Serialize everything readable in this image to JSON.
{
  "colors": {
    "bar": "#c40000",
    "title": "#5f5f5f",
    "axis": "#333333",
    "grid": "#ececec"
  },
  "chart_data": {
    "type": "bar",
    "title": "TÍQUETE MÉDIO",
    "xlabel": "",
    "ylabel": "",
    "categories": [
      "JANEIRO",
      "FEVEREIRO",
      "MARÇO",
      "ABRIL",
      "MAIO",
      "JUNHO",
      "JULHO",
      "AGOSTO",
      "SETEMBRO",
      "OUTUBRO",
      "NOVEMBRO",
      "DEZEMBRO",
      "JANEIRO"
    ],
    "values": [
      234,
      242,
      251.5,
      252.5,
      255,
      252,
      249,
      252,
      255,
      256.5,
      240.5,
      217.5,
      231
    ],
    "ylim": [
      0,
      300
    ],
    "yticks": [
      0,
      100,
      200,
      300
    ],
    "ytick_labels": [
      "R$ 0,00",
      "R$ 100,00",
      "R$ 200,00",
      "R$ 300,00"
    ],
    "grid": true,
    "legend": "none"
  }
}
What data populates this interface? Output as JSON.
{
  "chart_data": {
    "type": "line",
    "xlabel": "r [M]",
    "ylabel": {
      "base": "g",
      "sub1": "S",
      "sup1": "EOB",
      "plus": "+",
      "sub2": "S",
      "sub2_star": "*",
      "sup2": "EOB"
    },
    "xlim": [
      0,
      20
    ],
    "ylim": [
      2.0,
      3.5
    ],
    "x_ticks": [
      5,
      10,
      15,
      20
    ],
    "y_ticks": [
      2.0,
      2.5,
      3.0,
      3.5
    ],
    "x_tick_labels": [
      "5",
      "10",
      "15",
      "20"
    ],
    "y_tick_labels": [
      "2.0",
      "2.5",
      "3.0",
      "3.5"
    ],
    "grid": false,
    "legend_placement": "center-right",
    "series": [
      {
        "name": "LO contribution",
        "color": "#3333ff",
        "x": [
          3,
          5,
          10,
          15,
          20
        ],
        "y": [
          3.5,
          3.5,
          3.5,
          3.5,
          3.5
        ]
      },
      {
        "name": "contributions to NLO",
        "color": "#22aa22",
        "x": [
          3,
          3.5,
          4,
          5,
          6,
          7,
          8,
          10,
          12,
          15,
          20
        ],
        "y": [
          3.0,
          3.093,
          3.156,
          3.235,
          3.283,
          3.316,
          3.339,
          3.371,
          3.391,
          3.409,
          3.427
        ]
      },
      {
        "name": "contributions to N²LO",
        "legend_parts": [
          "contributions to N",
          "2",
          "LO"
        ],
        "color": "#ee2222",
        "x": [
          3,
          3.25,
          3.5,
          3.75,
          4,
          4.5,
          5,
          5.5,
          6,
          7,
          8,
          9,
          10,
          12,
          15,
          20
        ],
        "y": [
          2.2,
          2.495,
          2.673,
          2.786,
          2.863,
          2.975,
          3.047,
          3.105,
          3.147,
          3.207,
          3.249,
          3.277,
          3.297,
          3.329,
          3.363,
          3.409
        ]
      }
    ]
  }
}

AIM: Write out the records above again, keeping each one identical to the original.

TASK OUTPUT:
Serialize everything readable in this image to JSON.
{
  "colors": {
    "bar": "#c40000",
    "title": "#5f5f5f",
    "axis": "#333333",
    "grid": "#ececec"
  },
  "chart_data": {
    "type": "bar",
    "title": "TÍQUETE MÉDIO",
    "xlabel": "",
    "ylabel": "",
    "categories": [
      "JANEIRO",
      "FEVEREIRO",
      "MARÇO",
      "ABRIL",
      "MAIO",
      "JUNHO",
      "JULHO",
      "AGOSTO",
      "SETEMBRO",
      "OUTUBRO",
      "NOVEMBRO",
      "DEZEMBRO",
      "JANEIRO"
    ],
    "values": [
      234,
      242,
      251.5,
      252.5,
      255,
      252,
      249,
      252,
      255,
      256.5,
      240.5,
      217.5,
      231
    ],
    "ylim": [
      0,
      300
    ],
    "yticks": [
      0,
      100,
      200,
      300
    ],
    "ytick_labels": [
      "R$ 0,00",
      "R$ 100,00",
      "R$ 200,00",
      "R$ 300,00"
    ],
    "grid": true,
    "legend": "none"
  }
}
What data populates this interface? Output as JSON.
{
  "chart_data": {
    "type": "line",
    "xlabel": "r [M]",
    "ylabel": {
      "base": "g",
      "sub1": "S",
      "sup1": "EOB",
      "plus": "+",
      "sub2": "S",
      "sub2_star": "*",
      "sup2": "EOB"
    },
    "xlim": [
      0,
      20
    ],
    "ylim": [
      2.0,
      3.5
    ],
    "x_ticks": [
      5,
      10,
      15,
      20
    ],
    "y_ticks": [
      2.0,
      2.5,
      3.0,
      3.5
    ],
    "x_tick_labels": [
      "5",
      "10",
      "15",
      "20"
    ],
    "y_tick_labels": [
      "2.0",
      "2.5",
      "3.0",
      "3.5"
    ],
    "grid": false,
    "legend_placement": "center-right",
    "series": [
      {
        "name": "LO contribution",
        "color": "#3333ff",
        "x": [
          3,
          5,
          10,
          15,
          20
        ],
        "y": [
          3.5,
          3.5,
          3.5,
          3.5,
          3.5
        ]
      },
      {
        "name": "contributions to NLO",
        "color": "#22aa22",
        "x": [
          3,
          3.5,
          4,
          5,
          6,
          7,
          8,
          10,
          12,
          15,
          20
        ],
        "y": [
          3.0,
          3.093,
          3.156,
          3.235,
          3.283,
          3.316,
          3.339,
          3.371,
          3.391,
          3.409,
          3.427
        ]
      },
      {
        "name": "contributions to N²LO",
        "legend_parts": [
          "contributions to N",
          "2",
          "LO"
        ],
        "color": "#ee2222",
        "x": [
          3,
          3.25,
          3.5,
          3.75,
          4,
          4.5,
          5,
          5.5,
          6,
          7,
          8,
          9,
          10,
          12,
          15,
          20
        ],
        "y": [
          2.2,
          2.495,
          2.673,
          2.786,
          2.863,
          2.975,
          3.047,
          3.105,
          3.147,
          3.207,
          3.249,
          3.277,
          3.297,
          3.329,
          3.363,
          3.409
        ]
      }
    ]
  }
}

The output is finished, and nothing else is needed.